# What is asked
Copy each line that contains the word "with".

# Records for this task
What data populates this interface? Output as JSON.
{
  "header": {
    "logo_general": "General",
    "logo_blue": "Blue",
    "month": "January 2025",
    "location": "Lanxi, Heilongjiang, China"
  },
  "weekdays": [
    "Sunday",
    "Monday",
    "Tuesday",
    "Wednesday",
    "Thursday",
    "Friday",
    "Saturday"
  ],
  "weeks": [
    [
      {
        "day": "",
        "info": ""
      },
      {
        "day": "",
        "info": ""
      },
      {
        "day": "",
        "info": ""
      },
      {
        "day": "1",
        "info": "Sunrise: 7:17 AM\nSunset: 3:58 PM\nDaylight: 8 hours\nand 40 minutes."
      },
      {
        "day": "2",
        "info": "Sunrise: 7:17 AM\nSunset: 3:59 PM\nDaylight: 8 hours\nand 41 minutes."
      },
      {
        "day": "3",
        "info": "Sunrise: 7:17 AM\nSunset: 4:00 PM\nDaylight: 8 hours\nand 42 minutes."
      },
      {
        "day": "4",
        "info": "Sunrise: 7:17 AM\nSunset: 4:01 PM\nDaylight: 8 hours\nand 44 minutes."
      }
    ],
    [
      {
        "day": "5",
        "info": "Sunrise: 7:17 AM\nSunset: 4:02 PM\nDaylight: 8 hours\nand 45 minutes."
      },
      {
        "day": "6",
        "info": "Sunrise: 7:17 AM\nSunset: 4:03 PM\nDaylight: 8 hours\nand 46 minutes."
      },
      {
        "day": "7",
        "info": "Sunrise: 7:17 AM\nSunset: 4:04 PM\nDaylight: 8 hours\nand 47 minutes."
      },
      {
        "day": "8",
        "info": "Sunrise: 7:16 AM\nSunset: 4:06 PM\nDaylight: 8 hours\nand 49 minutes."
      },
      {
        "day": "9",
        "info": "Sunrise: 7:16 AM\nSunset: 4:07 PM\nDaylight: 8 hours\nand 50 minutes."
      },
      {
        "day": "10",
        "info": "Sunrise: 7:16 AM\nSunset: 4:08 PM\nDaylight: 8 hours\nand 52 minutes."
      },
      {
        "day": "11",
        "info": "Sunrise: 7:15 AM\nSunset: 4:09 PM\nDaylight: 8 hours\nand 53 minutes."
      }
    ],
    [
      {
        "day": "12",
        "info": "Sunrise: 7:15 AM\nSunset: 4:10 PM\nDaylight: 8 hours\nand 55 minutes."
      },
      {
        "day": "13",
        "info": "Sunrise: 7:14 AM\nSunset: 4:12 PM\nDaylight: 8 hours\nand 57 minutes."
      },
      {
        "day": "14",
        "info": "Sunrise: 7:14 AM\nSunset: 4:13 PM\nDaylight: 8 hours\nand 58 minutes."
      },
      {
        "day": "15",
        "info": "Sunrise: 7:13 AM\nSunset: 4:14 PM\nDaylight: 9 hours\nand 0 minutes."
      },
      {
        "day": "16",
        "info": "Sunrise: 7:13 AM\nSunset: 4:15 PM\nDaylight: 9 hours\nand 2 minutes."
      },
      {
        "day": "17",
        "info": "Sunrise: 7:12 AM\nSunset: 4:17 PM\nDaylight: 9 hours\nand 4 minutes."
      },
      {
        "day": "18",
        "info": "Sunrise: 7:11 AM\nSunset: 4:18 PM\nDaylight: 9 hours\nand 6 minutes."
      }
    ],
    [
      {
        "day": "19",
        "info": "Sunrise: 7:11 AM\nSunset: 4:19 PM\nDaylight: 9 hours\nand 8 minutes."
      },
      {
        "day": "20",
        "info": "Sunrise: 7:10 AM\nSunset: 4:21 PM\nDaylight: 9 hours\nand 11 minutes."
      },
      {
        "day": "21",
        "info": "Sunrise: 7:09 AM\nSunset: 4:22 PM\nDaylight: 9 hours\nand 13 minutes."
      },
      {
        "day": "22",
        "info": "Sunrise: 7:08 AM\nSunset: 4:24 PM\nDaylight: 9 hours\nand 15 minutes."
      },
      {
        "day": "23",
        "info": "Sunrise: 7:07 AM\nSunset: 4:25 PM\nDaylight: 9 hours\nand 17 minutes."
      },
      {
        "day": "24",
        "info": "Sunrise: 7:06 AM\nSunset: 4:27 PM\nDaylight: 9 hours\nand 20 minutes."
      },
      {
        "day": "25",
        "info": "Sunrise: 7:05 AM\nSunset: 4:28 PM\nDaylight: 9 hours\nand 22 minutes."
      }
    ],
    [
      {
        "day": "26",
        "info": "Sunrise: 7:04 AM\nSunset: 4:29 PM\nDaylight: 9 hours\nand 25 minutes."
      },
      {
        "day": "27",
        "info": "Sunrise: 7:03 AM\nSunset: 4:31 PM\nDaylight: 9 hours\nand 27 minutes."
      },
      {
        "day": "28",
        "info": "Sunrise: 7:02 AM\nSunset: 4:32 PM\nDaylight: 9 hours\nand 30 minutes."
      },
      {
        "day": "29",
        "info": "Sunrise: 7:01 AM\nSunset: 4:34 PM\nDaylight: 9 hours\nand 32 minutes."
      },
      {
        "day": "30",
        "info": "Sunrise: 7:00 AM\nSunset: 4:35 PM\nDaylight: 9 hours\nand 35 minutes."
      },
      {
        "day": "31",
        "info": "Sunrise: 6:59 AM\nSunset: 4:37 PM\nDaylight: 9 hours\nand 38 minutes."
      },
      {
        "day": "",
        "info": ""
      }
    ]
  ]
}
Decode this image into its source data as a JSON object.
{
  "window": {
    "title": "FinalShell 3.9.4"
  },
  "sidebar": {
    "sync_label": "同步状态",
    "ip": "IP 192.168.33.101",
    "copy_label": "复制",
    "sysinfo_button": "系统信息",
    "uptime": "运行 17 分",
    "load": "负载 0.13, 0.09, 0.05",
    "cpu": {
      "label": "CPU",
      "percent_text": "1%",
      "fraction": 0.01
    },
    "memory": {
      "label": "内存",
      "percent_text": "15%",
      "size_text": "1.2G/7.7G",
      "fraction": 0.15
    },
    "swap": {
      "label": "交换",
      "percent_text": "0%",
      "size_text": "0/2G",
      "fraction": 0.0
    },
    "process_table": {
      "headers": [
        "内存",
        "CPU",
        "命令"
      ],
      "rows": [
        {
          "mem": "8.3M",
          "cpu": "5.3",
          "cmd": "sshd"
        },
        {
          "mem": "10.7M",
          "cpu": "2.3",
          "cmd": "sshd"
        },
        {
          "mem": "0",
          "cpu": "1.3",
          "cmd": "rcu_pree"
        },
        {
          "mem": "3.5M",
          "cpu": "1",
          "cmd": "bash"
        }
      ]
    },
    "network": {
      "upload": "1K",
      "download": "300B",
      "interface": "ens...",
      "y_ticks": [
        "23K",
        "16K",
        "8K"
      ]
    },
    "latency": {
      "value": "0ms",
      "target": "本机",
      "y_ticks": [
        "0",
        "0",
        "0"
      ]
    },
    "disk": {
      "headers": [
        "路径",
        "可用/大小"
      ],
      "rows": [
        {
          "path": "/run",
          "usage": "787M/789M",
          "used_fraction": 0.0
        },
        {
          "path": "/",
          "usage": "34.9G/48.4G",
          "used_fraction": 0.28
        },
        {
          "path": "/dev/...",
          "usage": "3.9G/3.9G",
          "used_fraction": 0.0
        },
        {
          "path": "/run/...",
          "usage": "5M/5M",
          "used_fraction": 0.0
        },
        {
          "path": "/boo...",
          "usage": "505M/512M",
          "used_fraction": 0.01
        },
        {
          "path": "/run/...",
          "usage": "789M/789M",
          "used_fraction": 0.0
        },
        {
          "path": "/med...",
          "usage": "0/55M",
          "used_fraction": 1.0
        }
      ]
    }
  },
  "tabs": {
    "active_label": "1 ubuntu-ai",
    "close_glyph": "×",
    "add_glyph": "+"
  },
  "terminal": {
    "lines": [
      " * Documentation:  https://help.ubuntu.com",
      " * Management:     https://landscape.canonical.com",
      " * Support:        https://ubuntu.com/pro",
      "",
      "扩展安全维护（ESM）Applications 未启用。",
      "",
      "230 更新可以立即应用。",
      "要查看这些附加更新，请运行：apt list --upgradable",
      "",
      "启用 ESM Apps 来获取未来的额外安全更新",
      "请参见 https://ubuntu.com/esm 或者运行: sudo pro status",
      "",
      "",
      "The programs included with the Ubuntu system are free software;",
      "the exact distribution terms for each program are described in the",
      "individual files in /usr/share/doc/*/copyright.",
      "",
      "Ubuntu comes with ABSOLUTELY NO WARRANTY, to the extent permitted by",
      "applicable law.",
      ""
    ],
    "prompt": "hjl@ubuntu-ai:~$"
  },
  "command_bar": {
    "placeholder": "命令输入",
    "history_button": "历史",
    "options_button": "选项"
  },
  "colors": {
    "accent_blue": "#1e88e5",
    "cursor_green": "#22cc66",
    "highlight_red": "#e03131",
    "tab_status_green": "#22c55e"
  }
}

# Final answer
      "The programs included with the Ubuntu system are free software;",
      "Ubuntu comes with ABSOLUTELY NO WARRANTY, to the extent permitted by",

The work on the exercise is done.